Exercise description = Return all of the entries exactly, with nothing added or left out.

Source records
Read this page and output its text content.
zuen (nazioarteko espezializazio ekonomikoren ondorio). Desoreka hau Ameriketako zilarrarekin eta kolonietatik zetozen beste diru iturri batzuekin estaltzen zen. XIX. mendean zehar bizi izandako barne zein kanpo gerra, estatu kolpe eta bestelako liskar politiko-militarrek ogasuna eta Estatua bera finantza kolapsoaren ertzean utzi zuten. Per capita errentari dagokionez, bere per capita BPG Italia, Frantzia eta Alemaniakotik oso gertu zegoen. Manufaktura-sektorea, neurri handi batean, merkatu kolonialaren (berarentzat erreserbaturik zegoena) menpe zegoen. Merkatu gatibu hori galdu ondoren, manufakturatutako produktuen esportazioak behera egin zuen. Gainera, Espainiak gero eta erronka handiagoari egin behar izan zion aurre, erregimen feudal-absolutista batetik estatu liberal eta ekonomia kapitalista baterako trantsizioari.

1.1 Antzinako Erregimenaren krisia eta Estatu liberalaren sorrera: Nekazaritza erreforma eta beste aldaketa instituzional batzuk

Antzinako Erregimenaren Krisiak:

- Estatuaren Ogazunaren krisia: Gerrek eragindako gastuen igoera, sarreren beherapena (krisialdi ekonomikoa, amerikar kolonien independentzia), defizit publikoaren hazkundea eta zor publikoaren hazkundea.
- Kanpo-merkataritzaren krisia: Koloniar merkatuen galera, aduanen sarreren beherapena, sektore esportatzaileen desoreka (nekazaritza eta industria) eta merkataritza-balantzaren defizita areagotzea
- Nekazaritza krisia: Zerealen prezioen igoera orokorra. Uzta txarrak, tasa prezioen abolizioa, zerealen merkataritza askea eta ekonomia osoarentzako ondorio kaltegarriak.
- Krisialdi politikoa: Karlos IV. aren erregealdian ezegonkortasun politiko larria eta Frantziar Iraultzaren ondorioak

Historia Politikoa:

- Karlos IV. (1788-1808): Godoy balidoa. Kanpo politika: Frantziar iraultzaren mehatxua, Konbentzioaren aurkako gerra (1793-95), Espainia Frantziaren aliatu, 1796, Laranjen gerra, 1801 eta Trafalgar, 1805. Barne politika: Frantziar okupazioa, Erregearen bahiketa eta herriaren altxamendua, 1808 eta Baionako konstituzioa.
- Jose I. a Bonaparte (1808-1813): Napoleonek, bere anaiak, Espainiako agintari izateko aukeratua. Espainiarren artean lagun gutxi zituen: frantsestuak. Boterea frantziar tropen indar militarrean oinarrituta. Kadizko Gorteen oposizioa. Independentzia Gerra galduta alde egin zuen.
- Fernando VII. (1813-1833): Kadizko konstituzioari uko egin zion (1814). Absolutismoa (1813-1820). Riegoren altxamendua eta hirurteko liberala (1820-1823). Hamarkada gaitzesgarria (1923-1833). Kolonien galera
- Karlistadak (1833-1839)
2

Written solution =
Read this page and output its text content.
zuen (nazioarteko espezializazio ekonomikoren ondorio). Desoreka hau Ameriketako zilarrarekin eta kolonietatik zetozen beste diru iturri batzuekin estaltzen zen. XIX. mendean zehar bizi izandako barne zein kanpo gerra, estatu kolpe eta bestelako liskar politiko-militarrek ogasuna eta Estatua bera finantza kolapsoaren ertzean utzi zuten. Per capita errentari dagokionez, bere per capita BPG Italia, Frantzia eta Alemaniakotik oso gertu zegoen. Manufaktura-sektorea, neurri handi batean, merkatu kolonialaren (berarentzat erreserbaturik zegoena) menpe zegoen. Merkatu gatibu hori galdu ondoren, manufakturatutako produktuen esportazioak behera egin zuen. Gainera, Espainiak gero eta erronka handiagoari egin behar izan zion aurre, erregimen feudal-absolutista batetik estatu liberal eta ekonomia kapitalista baterako trantsizioari.

1.1 Antzinako Erregimenaren krisia eta Estatu liberalaren sorrera: Nekazaritza erreforma eta beste aldaketa instituzional batzuk

Antzinako Erregimenaren Krisiak:

- Estatuaren Ogazunaren krisia: Gerrek eragindako gastuen igoera, sarreren beherapena (krisialdi ekonomikoa, amerikar kolonien independentzia), defizit publikoaren hazkundea eta zor publikoaren hazkundea.
- Kanpo-merkataritzaren krisia: Koloniar merkatuen galera, aduanen sarreren beherapena, sektore esportatzaileen desoreka (nekazaritza eta industria) eta merkataritza-balantzaren defizita areagotzea
- Nekazaritza krisia: Zerealen prezioen igoera orokorra. Uzta txarrak, tasa prezioen abolizioa, zerealen merkataritza askea eta ekonomia osoarentzako ondorio kaltegarriak.
- Krisialdi politikoa: Karlos IV. aren erregealdian ezegonkortasun politiko larria eta Frantziar Iraultzaren ondorioak

Historia Politikoa:

- Karlos IV. (1788-1808): Godoy balidoa. Kanpo politika: Frantziar iraultzaren mehatxua, Konbentzioaren aurkako gerra (1793-95), Espainia Frantziaren aliatu, 1796, Laranjen gerra, 1801 eta Trafalgar, 1805. Barne politika: Frantziar okupazioa, Erregearen bahiketa eta herriaren altxamendua, 1808 eta Baionako konstituzioa.
- Jose I. a Bonaparte (1808-1813): Napoleonek, bere anaiak, Espainiako agintari izateko aukeratua. Espainiarren artean lagun gutxi zituen: frantsestuak. Boterea frantziar tropen indar militarrean oinarrituta. Kadizko Gorteen oposizioa. Independentzia Gerra galduta alde egin zuen.
- Fernando VII. (1813-1833): Kadizko konstituzioari uko egin zion (1814). Absolutismoa (1813-1820). Riegoren altxamendua eta hirurteko liberala (1820-1823). Hamarkada gaitzesgarria (1923-1833). Kolonien galera
- Karlistadak (1833-1839)
2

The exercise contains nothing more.